▶ **WHAT YOU ARE ASKED TO DO**
Of all the lines in the data below, how many contain "prize"? Report that number alone.

(Stored data entries)
◆ ◆ ◆

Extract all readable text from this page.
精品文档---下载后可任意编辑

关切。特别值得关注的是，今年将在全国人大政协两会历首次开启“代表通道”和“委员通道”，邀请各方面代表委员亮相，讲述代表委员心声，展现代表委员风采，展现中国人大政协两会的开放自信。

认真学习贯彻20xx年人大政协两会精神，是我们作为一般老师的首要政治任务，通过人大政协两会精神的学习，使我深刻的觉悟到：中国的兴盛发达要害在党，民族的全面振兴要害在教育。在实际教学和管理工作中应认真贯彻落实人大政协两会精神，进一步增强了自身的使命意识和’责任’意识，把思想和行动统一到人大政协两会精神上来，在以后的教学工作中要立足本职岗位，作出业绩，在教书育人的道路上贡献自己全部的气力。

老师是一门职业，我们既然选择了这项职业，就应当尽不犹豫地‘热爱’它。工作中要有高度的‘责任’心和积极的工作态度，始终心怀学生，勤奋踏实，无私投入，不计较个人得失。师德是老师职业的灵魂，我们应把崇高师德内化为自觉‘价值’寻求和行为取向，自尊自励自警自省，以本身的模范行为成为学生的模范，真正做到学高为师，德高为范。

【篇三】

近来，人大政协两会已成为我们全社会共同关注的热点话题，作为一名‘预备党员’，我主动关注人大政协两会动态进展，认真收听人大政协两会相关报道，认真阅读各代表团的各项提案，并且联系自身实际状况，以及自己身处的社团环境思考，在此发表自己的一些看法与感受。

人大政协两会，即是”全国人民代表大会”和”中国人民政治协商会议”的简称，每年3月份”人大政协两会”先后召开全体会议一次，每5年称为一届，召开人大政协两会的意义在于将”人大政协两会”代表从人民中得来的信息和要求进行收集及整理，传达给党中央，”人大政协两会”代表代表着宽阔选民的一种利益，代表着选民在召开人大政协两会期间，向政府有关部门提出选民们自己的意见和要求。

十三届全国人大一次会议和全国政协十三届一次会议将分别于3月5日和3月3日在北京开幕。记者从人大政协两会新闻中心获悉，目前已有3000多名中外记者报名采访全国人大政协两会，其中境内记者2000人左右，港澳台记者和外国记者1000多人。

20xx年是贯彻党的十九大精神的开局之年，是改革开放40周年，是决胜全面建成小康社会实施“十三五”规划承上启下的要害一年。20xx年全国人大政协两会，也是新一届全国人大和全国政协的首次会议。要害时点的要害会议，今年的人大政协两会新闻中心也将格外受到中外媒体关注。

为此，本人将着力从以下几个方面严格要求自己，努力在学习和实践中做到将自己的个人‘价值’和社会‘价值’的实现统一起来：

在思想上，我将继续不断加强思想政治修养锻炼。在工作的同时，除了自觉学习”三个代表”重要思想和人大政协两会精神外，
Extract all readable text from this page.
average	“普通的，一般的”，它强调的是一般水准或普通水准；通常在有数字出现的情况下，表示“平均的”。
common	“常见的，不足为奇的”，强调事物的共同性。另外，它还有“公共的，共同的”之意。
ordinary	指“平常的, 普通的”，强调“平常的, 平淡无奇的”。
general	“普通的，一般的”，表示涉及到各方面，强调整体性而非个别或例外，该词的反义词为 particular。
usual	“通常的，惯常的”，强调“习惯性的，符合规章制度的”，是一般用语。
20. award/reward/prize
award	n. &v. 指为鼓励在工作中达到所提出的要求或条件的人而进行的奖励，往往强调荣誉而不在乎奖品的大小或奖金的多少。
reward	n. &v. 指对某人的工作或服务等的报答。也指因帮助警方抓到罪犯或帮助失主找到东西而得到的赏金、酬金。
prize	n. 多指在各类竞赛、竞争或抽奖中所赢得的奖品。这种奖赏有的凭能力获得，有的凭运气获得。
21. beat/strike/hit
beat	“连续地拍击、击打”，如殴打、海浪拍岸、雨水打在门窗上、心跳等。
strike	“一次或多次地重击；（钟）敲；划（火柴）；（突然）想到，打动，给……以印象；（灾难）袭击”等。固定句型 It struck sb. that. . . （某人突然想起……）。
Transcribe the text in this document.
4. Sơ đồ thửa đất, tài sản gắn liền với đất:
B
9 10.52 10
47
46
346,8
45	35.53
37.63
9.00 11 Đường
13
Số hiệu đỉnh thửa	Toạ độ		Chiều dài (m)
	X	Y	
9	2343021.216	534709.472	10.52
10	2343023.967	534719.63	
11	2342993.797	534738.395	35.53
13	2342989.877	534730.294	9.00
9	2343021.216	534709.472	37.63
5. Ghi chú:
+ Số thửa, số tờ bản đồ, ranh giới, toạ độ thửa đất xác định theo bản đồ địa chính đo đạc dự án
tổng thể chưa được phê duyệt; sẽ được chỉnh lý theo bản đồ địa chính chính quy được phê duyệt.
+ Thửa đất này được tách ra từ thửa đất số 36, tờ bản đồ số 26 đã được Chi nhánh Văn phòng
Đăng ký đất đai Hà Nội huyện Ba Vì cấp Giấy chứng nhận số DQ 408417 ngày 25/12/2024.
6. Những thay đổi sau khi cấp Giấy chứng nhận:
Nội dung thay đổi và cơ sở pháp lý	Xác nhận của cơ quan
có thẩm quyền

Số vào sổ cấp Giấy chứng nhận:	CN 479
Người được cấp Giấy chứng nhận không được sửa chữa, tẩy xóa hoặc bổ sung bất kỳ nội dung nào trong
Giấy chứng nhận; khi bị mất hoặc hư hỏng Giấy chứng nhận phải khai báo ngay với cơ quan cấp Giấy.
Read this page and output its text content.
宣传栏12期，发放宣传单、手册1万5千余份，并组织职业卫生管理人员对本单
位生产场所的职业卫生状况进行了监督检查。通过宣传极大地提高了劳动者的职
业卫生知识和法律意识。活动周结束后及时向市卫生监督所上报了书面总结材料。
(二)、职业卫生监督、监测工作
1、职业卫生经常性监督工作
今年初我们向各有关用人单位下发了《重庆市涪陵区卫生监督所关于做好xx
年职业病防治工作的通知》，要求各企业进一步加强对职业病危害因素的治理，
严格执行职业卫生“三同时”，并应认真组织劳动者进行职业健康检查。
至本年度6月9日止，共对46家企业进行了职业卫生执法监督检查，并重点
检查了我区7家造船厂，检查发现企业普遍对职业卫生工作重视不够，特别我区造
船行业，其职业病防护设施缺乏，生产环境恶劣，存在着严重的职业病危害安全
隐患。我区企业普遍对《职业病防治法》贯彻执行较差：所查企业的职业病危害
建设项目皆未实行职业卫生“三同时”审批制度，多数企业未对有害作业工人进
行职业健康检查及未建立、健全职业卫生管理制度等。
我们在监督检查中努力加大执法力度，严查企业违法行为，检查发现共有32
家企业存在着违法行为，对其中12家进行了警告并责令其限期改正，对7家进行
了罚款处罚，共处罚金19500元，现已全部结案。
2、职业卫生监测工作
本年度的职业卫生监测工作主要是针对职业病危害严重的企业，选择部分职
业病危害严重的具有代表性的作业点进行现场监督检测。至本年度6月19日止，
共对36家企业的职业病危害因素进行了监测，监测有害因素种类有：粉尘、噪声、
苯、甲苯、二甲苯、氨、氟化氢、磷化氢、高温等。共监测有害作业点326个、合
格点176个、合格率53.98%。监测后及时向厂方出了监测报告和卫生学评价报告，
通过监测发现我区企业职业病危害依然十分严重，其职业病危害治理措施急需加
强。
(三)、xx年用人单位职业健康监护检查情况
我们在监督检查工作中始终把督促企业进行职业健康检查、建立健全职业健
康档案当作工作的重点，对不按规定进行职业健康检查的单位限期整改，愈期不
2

◆ ◆ ◆

▶ **ANSWER BELOW**
2